▶ Exercise instructions
Skip any picture you find and retype all the remaining lines exactly.

▶ Input rows
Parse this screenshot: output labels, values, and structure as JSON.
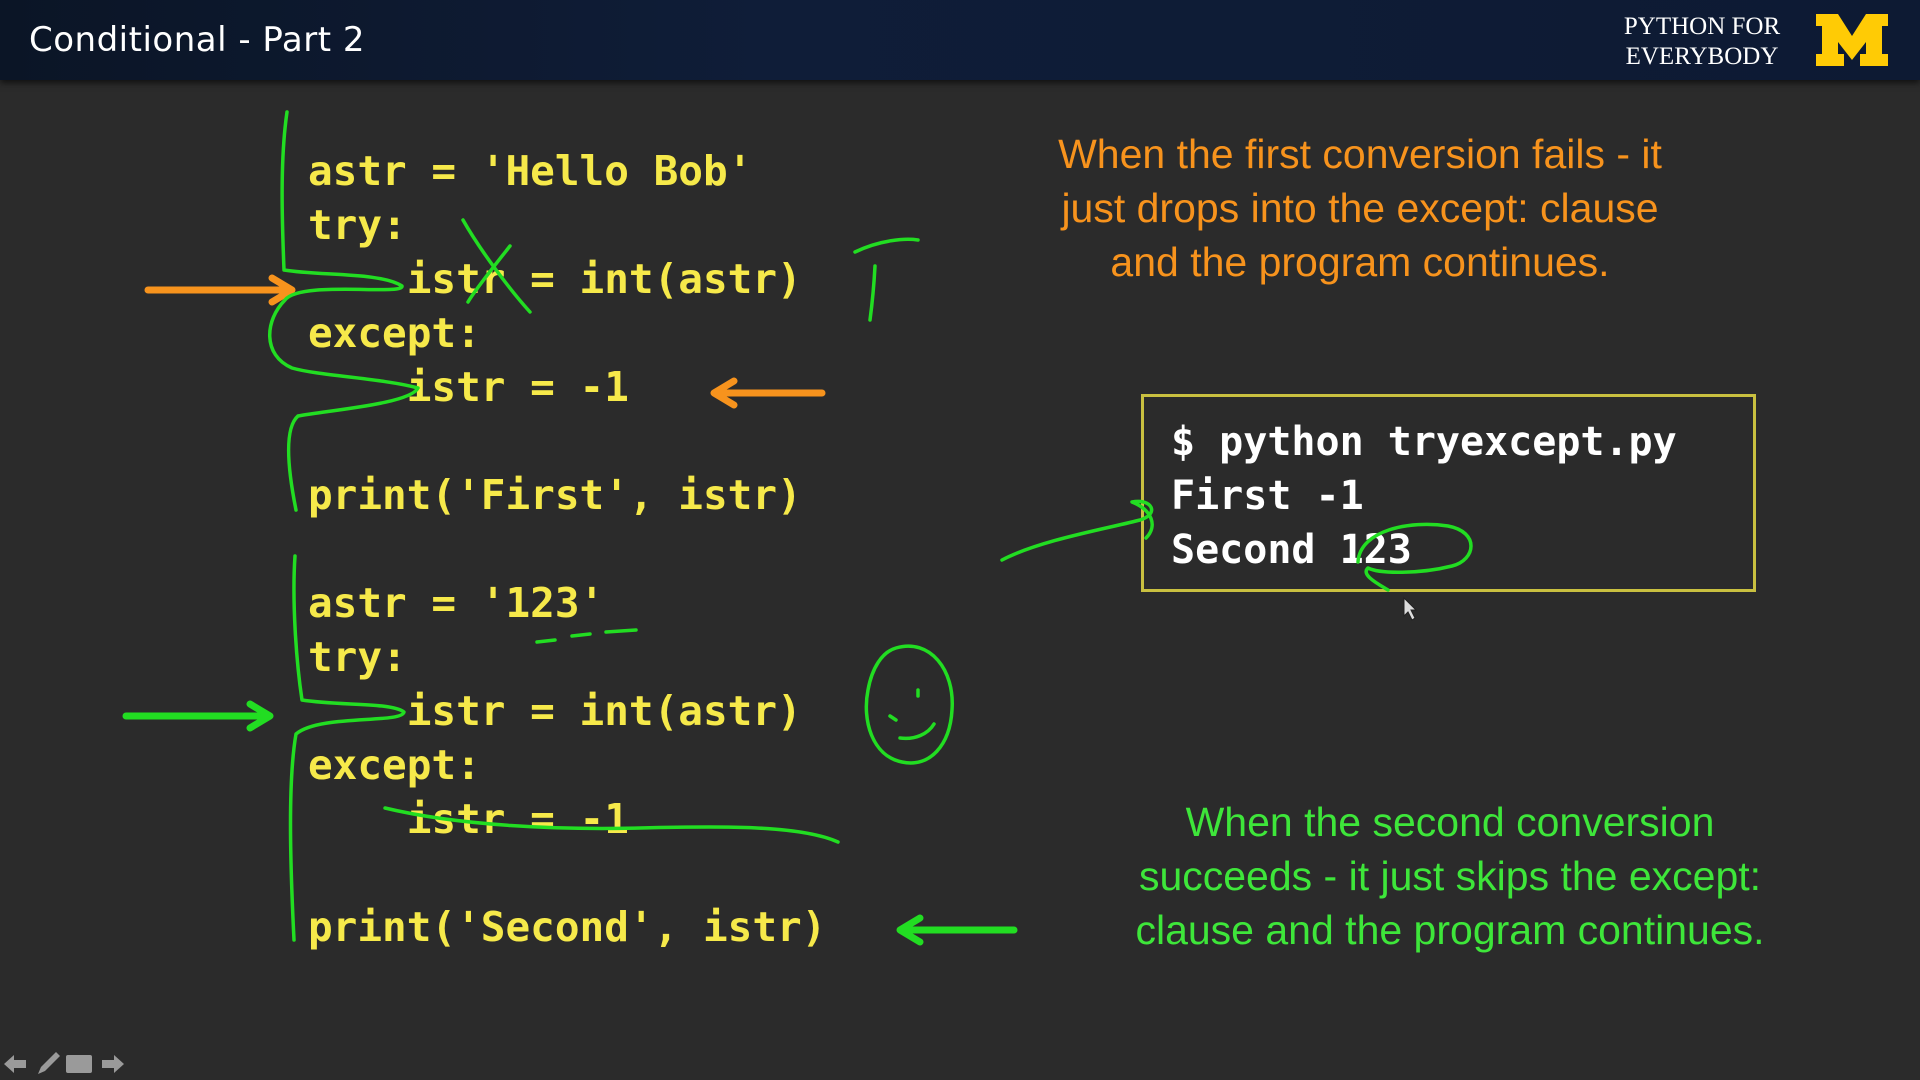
{
  "header": {
    "title": "Conditional - Part 2",
    "brand_line1": "PYTHON FOR",
    "brand_line2": "EVERYBODY",
    "logo_letter": "M"
  },
  "code_block_1": {
    "line1": "astr = 'Hello Bob'",
    "line2": "try:",
    "line3": "    istr = int(astr)",
    "line4": "except:",
    "line5": "    istr = -1",
    "line6": "print('First', istr)"
  },
  "code_block_2": {
    "line1": "astr = '123'",
    "line2": "try:",
    "line3": "    istr = int(astr)",
    "line4": "except:",
    "line5": "    istr = -1",
    "line6": "print('Second', istr)"
  },
  "notes": {
    "first": {
      "line1": "When the first conversion fails - it",
      "line2": "just drops into the except: clause",
      "line3": "and the program continues."
    },
    "second": {
      "line1": "When the second conversion",
      "line2": "succeeds - it just skips the except:",
      "line3": "clause and the program continues."
    }
  },
  "terminal": {
    "line1": "$ python tryexcept.py",
    "line2": "First -1",
    "line3": "Second 123"
  },
  "colors": {
    "code": "#f6e94a",
    "orange": "#f7931d",
    "green": "#3ee63a",
    "header_bg": "#0f1d38",
    "slide_bg": "#2b2b2b",
    "logo": "#ffcb05"
  },
  "icons": [
    "left-arrow-icon",
    "pen-icon",
    "menu-icon",
    "right-arrow-icon"
  ]
}
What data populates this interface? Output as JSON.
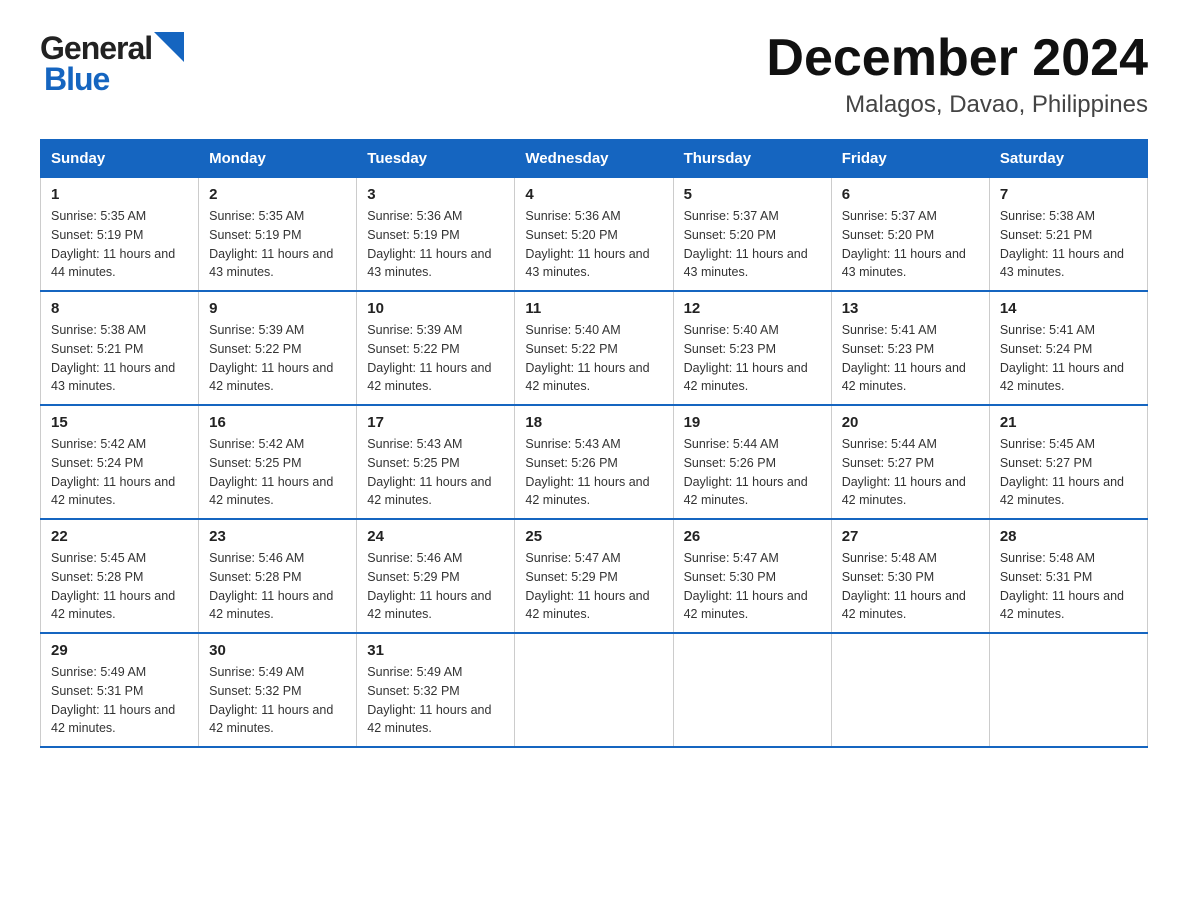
{
  "header": {
    "logo_general": "General",
    "logo_blue": "Blue",
    "title": "December 2024",
    "subtitle": "Malagos, Davao, Philippines"
  },
  "weekdays": [
    "Sunday",
    "Monday",
    "Tuesday",
    "Wednesday",
    "Thursday",
    "Friday",
    "Saturday"
  ],
  "weeks": [
    [
      {
        "day": "1",
        "sunrise": "5:35 AM",
        "sunset": "5:19 PM",
        "daylight": "11 hours and 44 minutes."
      },
      {
        "day": "2",
        "sunrise": "5:35 AM",
        "sunset": "5:19 PM",
        "daylight": "11 hours and 43 minutes."
      },
      {
        "day": "3",
        "sunrise": "5:36 AM",
        "sunset": "5:19 PM",
        "daylight": "11 hours and 43 minutes."
      },
      {
        "day": "4",
        "sunrise": "5:36 AM",
        "sunset": "5:20 PM",
        "daylight": "11 hours and 43 minutes."
      },
      {
        "day": "5",
        "sunrise": "5:37 AM",
        "sunset": "5:20 PM",
        "daylight": "11 hours and 43 minutes."
      },
      {
        "day": "6",
        "sunrise": "5:37 AM",
        "sunset": "5:20 PM",
        "daylight": "11 hours and 43 minutes."
      },
      {
        "day": "7",
        "sunrise": "5:38 AM",
        "sunset": "5:21 PM",
        "daylight": "11 hours and 43 minutes."
      }
    ],
    [
      {
        "day": "8",
        "sunrise": "5:38 AM",
        "sunset": "5:21 PM",
        "daylight": "11 hours and 43 minutes."
      },
      {
        "day": "9",
        "sunrise": "5:39 AM",
        "sunset": "5:22 PM",
        "daylight": "11 hours and 42 minutes."
      },
      {
        "day": "10",
        "sunrise": "5:39 AM",
        "sunset": "5:22 PM",
        "daylight": "11 hours and 42 minutes."
      },
      {
        "day": "11",
        "sunrise": "5:40 AM",
        "sunset": "5:22 PM",
        "daylight": "11 hours and 42 minutes."
      },
      {
        "day": "12",
        "sunrise": "5:40 AM",
        "sunset": "5:23 PM",
        "daylight": "11 hours and 42 minutes."
      },
      {
        "day": "13",
        "sunrise": "5:41 AM",
        "sunset": "5:23 PM",
        "daylight": "11 hours and 42 minutes."
      },
      {
        "day": "14",
        "sunrise": "5:41 AM",
        "sunset": "5:24 PM",
        "daylight": "11 hours and 42 minutes."
      }
    ],
    [
      {
        "day": "15",
        "sunrise": "5:42 AM",
        "sunset": "5:24 PM",
        "daylight": "11 hours and 42 minutes."
      },
      {
        "day": "16",
        "sunrise": "5:42 AM",
        "sunset": "5:25 PM",
        "daylight": "11 hours and 42 minutes."
      },
      {
        "day": "17",
        "sunrise": "5:43 AM",
        "sunset": "5:25 PM",
        "daylight": "11 hours and 42 minutes."
      },
      {
        "day": "18",
        "sunrise": "5:43 AM",
        "sunset": "5:26 PM",
        "daylight": "11 hours and 42 minutes."
      },
      {
        "day": "19",
        "sunrise": "5:44 AM",
        "sunset": "5:26 PM",
        "daylight": "11 hours and 42 minutes."
      },
      {
        "day": "20",
        "sunrise": "5:44 AM",
        "sunset": "5:27 PM",
        "daylight": "11 hours and 42 minutes."
      },
      {
        "day": "21",
        "sunrise": "5:45 AM",
        "sunset": "5:27 PM",
        "daylight": "11 hours and 42 minutes."
      }
    ],
    [
      {
        "day": "22",
        "sunrise": "5:45 AM",
        "sunset": "5:28 PM",
        "daylight": "11 hours and 42 minutes."
      },
      {
        "day": "23",
        "sunrise": "5:46 AM",
        "sunset": "5:28 PM",
        "daylight": "11 hours and 42 minutes."
      },
      {
        "day": "24",
        "sunrise": "5:46 AM",
        "sunset": "5:29 PM",
        "daylight": "11 hours and 42 minutes."
      },
      {
        "day": "25",
        "sunrise": "5:47 AM",
        "sunset": "5:29 PM",
        "daylight": "11 hours and 42 minutes."
      },
      {
        "day": "26",
        "sunrise": "5:47 AM",
        "sunset": "5:30 PM",
        "daylight": "11 hours and 42 minutes."
      },
      {
        "day": "27",
        "sunrise": "5:48 AM",
        "sunset": "5:30 PM",
        "daylight": "11 hours and 42 minutes."
      },
      {
        "day": "28",
        "sunrise": "5:48 AM",
        "sunset": "5:31 PM",
        "daylight": "11 hours and 42 minutes."
      }
    ],
    [
      {
        "day": "29",
        "sunrise": "5:49 AM",
        "sunset": "5:31 PM",
        "daylight": "11 hours and 42 minutes."
      },
      {
        "day": "30",
        "sunrise": "5:49 AM",
        "sunset": "5:32 PM",
        "daylight": "11 hours and 42 minutes."
      },
      {
        "day": "31",
        "sunrise": "5:49 AM",
        "sunset": "5:32 PM",
        "daylight": "11 hours and 42 minutes."
      },
      null,
      null,
      null,
      null
    ]
  ]
}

▶ Correct result
Parse this screenshot: output labels, values, and structure as JSON.
{
  "header": {
    "title": "Conditional - Part 2",
    "brand_line1": "PYTHON FOR",
    "brand_line2": "EVERYBODY",
    "logo_letter": "M"
  },
  "code_block_1": {
    "line1": "astr = 'Hello Bob'",
    "line2": "try:",
    "line3": "    istr = int(astr)",
    "line4": "except:",
    "line5": "    istr = -1",
    "line6": "print('First', istr)"
  },
  "code_block_2": {
    "line1": "astr = '123'",
    "line2": "try:",
    "line3": "    istr = int(astr)",
    "line4": "except:",
    "line5": "    istr = -1",
    "line6": "print('Second', istr)"
  },
  "notes": {
    "first": {
      "line1": "When the first conversion fails - it",
      "line2": "just drops into the except: clause",
      "line3": "and the program continues."
    },
    "second": {
      "line1": "When the second conversion",
      "line2": "succeeds - it just skips the except:",
      "line3": "clause and the program continues."
    }
  },
  "terminal": {
    "line1": "$ python tryexcept.py",
    "line2": "First -1",
    "line3": "Second 123"
  },
  "colors": {
    "code": "#f6e94a",
    "orange": "#f7931d",
    "green": "#3ee63a",
    "header_bg": "#0f1d38",
    "slide_bg": "#2b2b2b",
    "logo": "#ffcb05"
  },
  "icons": [
    "left-arrow-icon",
    "pen-icon",
    "menu-icon",
    "right-arrow-icon"
  ]
}
What data populates this interface? Output as JSON.
{
  "header": {
    "logo_general": "General",
    "logo_blue": "Blue",
    "title": "December 2024",
    "subtitle": "Malagos, Davao, Philippines"
  },
  "weekdays": [
    "Sunday",
    "Monday",
    "Tuesday",
    "Wednesday",
    "Thursday",
    "Friday",
    "Saturday"
  ],
  "weeks": [
    [
      {
        "day": "1",
        "sunrise": "5:35 AM",
        "sunset": "5:19 PM",
        "daylight": "11 hours and 44 minutes."
      },
      {
        "day": "2",
        "sunrise": "5:35 AM",
        "sunset": "5:19 PM",
        "daylight": "11 hours and 43 minutes."
      },
      {
        "day": "3",
        "sunrise": "5:36 AM",
        "sunset": "5:19 PM",
        "daylight": "11 hours and 43 minutes."
      },
      {
        "day": "4",
        "sunrise": "5:36 AM",
        "sunset": "5:20 PM",
        "daylight": "11 hours and 43 minutes."
      },
      {
        "day": "5",
        "sunrise": "5:37 AM",
        "sunset": "5:20 PM",
        "daylight": "11 hours and 43 minutes."
      },
      {
        "day": "6",
        "sunrise": "5:37 AM",
        "sunset": "5:20 PM",
        "daylight": "11 hours and 43 minutes."
      },
      {
        "day": "7",
        "sunrise": "5:38 AM",
        "sunset": "5:21 PM",
        "daylight": "11 hours and 43 minutes."
      }
    ],
    [
      {
        "day": "8",
        "sunrise": "5:38 AM",
        "sunset": "5:21 PM",
        "daylight": "11 hours and 43 minutes."
      },
      {
        "day": "9",
        "sunrise": "5:39 AM",
        "sunset": "5:22 PM",
        "daylight": "11 hours and 42 minutes."
      },
      {
        "day": "10",
        "sunrise": "5:39 AM",
        "sunset": "5:22 PM",
        "daylight": "11 hours and 42 minutes."
      },
      {
        "day": "11",
        "sunrise": "5:40 AM",
        "sunset": "5:22 PM",
        "daylight": "11 hours and 42 minutes."
      },
      {
        "day": "12",
        "sunrise": "5:40 AM",
        "sunset": "5:23 PM",
        "daylight": "11 hours and 42 minutes."
      },
      {
        "day": "13",
        "sunrise": "5:41 AM",
        "sunset": "5:23 PM",
        "daylight": "11 hours and 42 minutes."
      },
      {
        "day": "14",
        "sunrise": "5:41 AM",
        "sunset": "5:24 PM",
        "daylight": "11 hours and 42 minutes."
      }
    ],
    [
      {
        "day": "15",
        "sunrise": "5:42 AM",
        "sunset": "5:24 PM",
        "daylight": "11 hours and 42 minutes."
      },
      {
        "day": "16",
        "sunrise": "5:42 AM",
        "sunset": "5:25 PM",
        "daylight": "11 hours and 42 minutes."
      },
      {
        "day": "17",
        "sunrise": "5:43 AM",
        "sunset": "5:25 PM",
        "daylight": "11 hours and 42 minutes."
      },
      {
        "day": "18",
        "sunrise": "5:43 AM",
        "sunset": "5:26 PM",
        "daylight": "11 hours and 42 minutes."
      },
      {
        "day": "19",
        "sunrise": "5:44 AM",
        "sunset": "5:26 PM",
        "daylight": "11 hours and 42 minutes."
      },
      {
        "day": "20",
        "sunrise": "5:44 AM",
        "sunset": "5:27 PM",
        "daylight": "11 hours and 42 minutes."
      },
      {
        "day": "21",
        "sunrise": "5:45 AM",
        "sunset": "5:27 PM",
        "daylight": "11 hours and 42 minutes."
      }
    ],
    [
      {
        "day": "22",
        "sunrise": "5:45 AM",
        "sunset": "5:28 PM",
        "daylight": "11 hours and 42 minutes."
      },
      {
        "day": "23",
        "sunrise": "5:46 AM",
        "sunset": "5:28 PM",
        "daylight": "11 hours and 42 minutes."
      },
      {
        "day": "24",
        "sunrise": "5:46 AM",
        "sunset": "5:29 PM",
        "daylight": "11 hours and 42 minutes."
      },
      {
        "day": "25",
        "sunrise": "5:47 AM",
        "sunset": "5:29 PM",
        "daylight": "11 hours and 42 minutes."
      },
      {
        "day": "26",
        "sunrise": "5:47 AM",
        "sunset": "5:30 PM",
        "daylight": "11 hours and 42 minutes."
      },
      {
        "day": "27",
        "sunrise": "5:48 AM",
        "sunset": "5:30 PM",
        "daylight": "11 hours and 42 minutes."
      },
      {
        "day": "28",
        "sunrise": "5:48 AM",
        "sunset": "5:31 PM",
        "daylight": "11 hours and 42 minutes."
      }
    ],
    [
      {
        "day": "29",
        "sunrise": "5:49 AM",
        "sunset": "5:31 PM",
        "daylight": "11 hours and 42 minutes."
      },
      {
        "day": "30",
        "sunrise": "5:49 AM",
        "sunset": "5:32 PM",
        "daylight": "11 hours and 42 minutes."
      },
      {
        "day": "31",
        "sunrise": "5:49 AM",
        "sunset": "5:32 PM",
        "daylight": "11 hours and 42 minutes."
      },
      null,
      null,
      null,
      null
    ]
  ]
}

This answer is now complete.